▸ **Text shown**:

********

On Metrolink, the Conductor is normally in the passenger part of the consist. He may pay a "visit" to the cab but, not often that I observe on my daily Metrolink commute on the Ventura County line. I'm sure you know that the media generally doesn't know the difference between engineer and conductor.


----------



## rickycourtney (Feb 24, 2015)

I listened to the last news conference... NPR screwed up, it was the engineer who was injured (most of my colleagues in the media do not realize that the term conductor and engineer are not interchangeable).

As an aside, on Metrolink trains the conductor has a workstation in the lower level of the cabin car. It's where they keep their orders and other documentation. Of course that doesn't mean that's always where the conductor is.


----------



## TinCan782 (Feb 24, 2015)

rickycourtney said:


> I listen to the last conference… NPR screwed up, it was the engineer who was injured (most of my colleagues in the media do not realize that the term conductor and engineer are not interchangeable).

********

▸ **Dataset extract**:
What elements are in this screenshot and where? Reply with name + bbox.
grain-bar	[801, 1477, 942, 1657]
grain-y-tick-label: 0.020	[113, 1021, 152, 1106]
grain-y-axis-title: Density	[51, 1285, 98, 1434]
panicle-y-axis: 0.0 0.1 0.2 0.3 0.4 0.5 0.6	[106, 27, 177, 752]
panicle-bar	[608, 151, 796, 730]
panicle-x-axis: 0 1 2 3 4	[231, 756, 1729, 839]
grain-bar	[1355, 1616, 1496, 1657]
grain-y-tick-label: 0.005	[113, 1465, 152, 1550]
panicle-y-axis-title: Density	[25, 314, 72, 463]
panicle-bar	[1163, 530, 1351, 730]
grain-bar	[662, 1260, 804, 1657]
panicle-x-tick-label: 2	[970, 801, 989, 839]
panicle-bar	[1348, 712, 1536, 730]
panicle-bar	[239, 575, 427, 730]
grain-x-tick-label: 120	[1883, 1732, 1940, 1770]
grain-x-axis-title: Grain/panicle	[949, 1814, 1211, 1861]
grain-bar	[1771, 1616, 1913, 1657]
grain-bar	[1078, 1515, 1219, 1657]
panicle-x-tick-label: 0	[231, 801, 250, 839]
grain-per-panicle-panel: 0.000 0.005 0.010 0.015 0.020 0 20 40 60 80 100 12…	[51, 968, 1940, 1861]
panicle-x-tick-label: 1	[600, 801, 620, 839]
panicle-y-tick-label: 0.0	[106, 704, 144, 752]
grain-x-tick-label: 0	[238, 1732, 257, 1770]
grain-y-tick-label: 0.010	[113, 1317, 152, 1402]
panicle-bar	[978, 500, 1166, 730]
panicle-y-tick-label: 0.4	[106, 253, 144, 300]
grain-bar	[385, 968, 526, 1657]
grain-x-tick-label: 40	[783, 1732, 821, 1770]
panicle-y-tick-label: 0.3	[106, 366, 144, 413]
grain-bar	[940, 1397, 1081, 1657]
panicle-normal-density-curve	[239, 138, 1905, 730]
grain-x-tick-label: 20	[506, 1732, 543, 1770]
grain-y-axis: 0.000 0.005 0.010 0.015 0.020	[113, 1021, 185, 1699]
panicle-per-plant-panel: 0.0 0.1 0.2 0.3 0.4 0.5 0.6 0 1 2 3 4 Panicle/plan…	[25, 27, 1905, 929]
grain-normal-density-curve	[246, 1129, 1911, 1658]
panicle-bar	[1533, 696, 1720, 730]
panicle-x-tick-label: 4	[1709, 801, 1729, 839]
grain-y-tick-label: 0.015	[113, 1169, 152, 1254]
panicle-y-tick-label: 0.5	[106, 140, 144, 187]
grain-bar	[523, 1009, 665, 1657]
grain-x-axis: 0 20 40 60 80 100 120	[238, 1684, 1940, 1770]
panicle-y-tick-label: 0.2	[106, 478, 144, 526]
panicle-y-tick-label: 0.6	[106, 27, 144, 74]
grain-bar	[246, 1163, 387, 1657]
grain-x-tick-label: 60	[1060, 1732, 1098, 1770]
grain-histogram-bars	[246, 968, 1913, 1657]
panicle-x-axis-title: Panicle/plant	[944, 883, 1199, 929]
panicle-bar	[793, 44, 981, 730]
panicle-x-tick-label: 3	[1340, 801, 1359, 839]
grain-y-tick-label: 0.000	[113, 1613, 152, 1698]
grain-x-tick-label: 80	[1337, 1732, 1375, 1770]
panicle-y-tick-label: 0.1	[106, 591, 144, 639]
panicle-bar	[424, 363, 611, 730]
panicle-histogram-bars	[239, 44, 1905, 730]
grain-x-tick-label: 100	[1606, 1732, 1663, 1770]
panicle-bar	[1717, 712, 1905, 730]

********

▸ **Problems**:
[a] List every place on a Metrolink train where the thread about Metrolink conductors and engineers says a conductor is, visits, or has a station.
[b] Continue the thread about Metrolink conductors and engineers from its last line.

▸ **Responses in order**:
[a]
- The passenger part of the consist
- The cab
- A workstation in the lower level of the cabin car

[b]
> 
> As an aside, on Metrolink trains the conductor has a workstation in the lower level of the cabin car. It's where they keep their orders and other documentation. Of course that doesn't mean that's always where the conductor is.


Yes, his workstation is there at the door where "PNA"s (Persons Needing Assistance) enter or exit the train. If he was there, he would have been in the cab car (if not walking the train) but, not necessarily in the cab itself.


----------



## VentureForth (Feb 25, 2015)

This was brought up in one of the articles, and it was one of my immediate thoughts. This train was in push mode. Gotta wonder if there would have been a derailment at all if it was loco-first. Something about the weight and momentum of the loco pushing from behind is disconcerting.

Most Amtrak vs Vehicle accidents don't result in injuries or deaths onboard because they are loco-front.

Now, that being said, the Rotem coaches saved lives over the Bombardiers, but the train was also a 5:30 AM train with only about 10-15 people per car. A full train - even in the Rotems - would have been much more catastrophic.


----------



## jis (Feb 25, 2015)

On Facebook and various other rail forums people have posted multiple examples where similar derailments happened in pull mode. The derailment is caused by parts of the crushed vehicle getting under the train and tossing it off the track. This can happen to almost anything. The locomotives while heavy, are not that immune to having a small piece of metal lifting their wheels off the track and onto dust.


----------



## John Bredin (Feb 25, 2015)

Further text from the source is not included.